### 課題
以下の資料の行をすべて、一字一句変えずに打ち直すこと。画像は解答に含めないこと。

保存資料
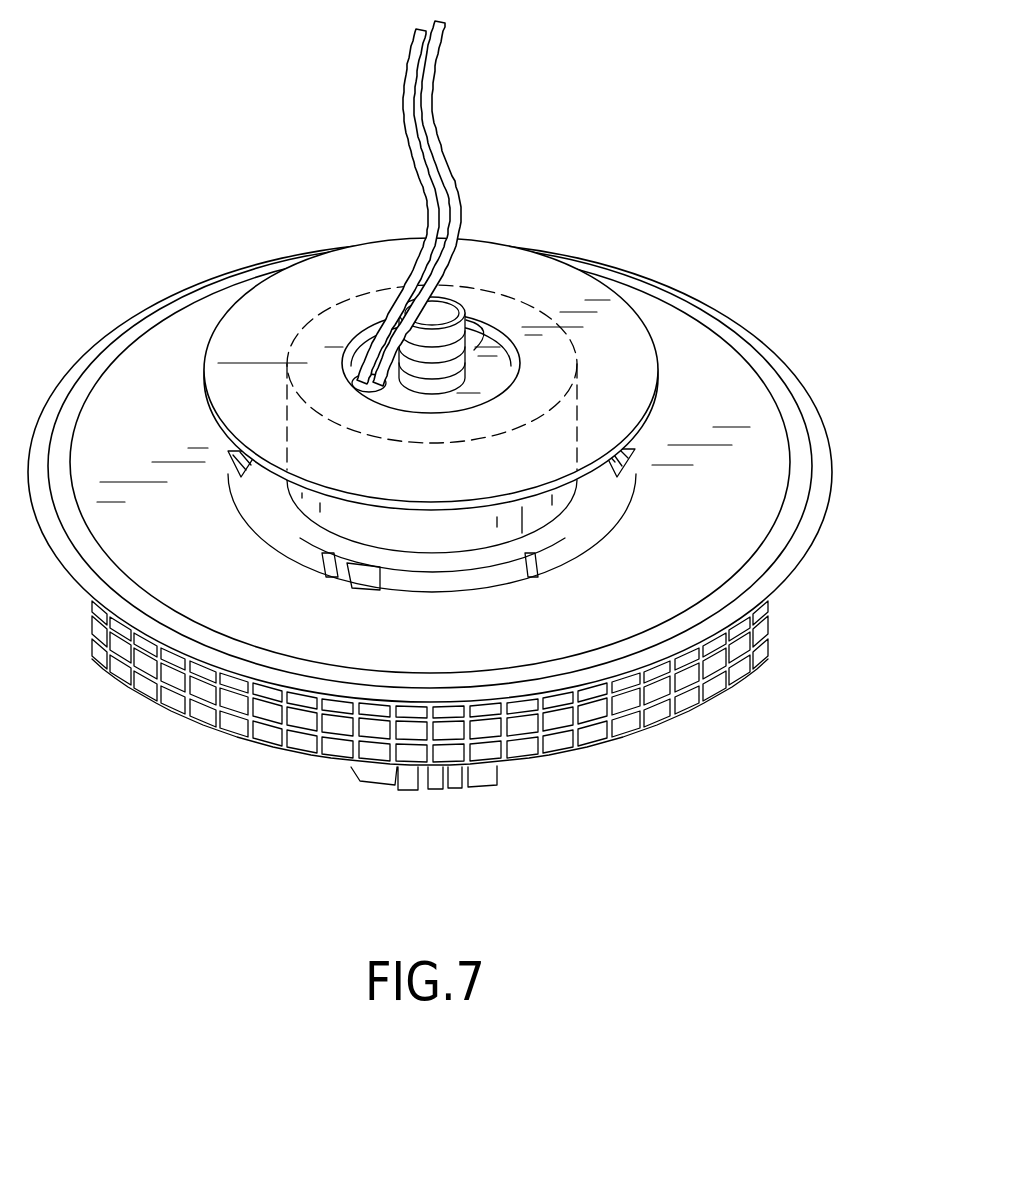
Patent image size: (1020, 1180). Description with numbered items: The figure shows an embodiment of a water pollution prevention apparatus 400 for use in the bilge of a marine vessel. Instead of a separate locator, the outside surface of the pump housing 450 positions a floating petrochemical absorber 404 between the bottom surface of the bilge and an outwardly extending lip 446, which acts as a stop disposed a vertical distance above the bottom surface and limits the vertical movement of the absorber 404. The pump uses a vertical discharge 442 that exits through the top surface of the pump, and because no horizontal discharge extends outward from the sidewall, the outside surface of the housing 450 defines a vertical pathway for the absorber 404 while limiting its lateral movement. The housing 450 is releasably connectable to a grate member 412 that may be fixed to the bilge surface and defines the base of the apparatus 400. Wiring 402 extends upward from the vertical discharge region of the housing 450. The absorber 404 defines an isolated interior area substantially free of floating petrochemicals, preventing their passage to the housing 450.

The water pollution prevention apparatus 400 is at (183, 140).
The electrical wires 402 is at (428, 124).
The floating petrochemical absorber 404 is at (772, 457).
The grate member 412 is at (463, 772).
The vertical discharge 442 is at (483, 316).
The outwardly extending lip 446 is at (615, 305).
The pump housing 450 is at (545, 507).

### 解答
Patent image size: (1020, 1180). Description with numbered items: The figure shows an embodiment of a water pollution prevention apparatus 400 for use in the bilge of a marine vessel. Instead of a separate locator, the outside surface of the pump housing 450 positions a floating petrochemical absorber 404 between the bottom surface of the bilge and an outwardly extending lip 446, which acts as a stop disposed a vertical distance above the bottom surface and limits the vertical movement of the absorber 404. The pump uses a vertical discharge 442 that exits through the top surface of the pump, and because no horizontal discharge extends outward from the sidewall, the outside surface of the housing 450 defines a vertical pathway for the absorber 404 while limiting its lateral movement. The housing 450 is releasably connectable to a grate member 412 that may be fixed to the bilge surface and defines the base of the apparatus 400. Wiring 402 extends upward from the vertical discharge region of the housing 450. The absorber 404 defines an isolated interior area substantially free of floating petrochemicals, preventing their passage to the housing 450.

The water pollution prevention apparatus 400 is at (183, 140).
The electrical wires 402 is at (428, 124).
The floating petrochemical absorber 404 is at (772, 457).
The grate member 412 is at (463, 772).
The vertical discharge 442 is at (483, 316).
The outwardly extending lip 446 is at (615, 305).
The pump housing 450 is at (545, 507).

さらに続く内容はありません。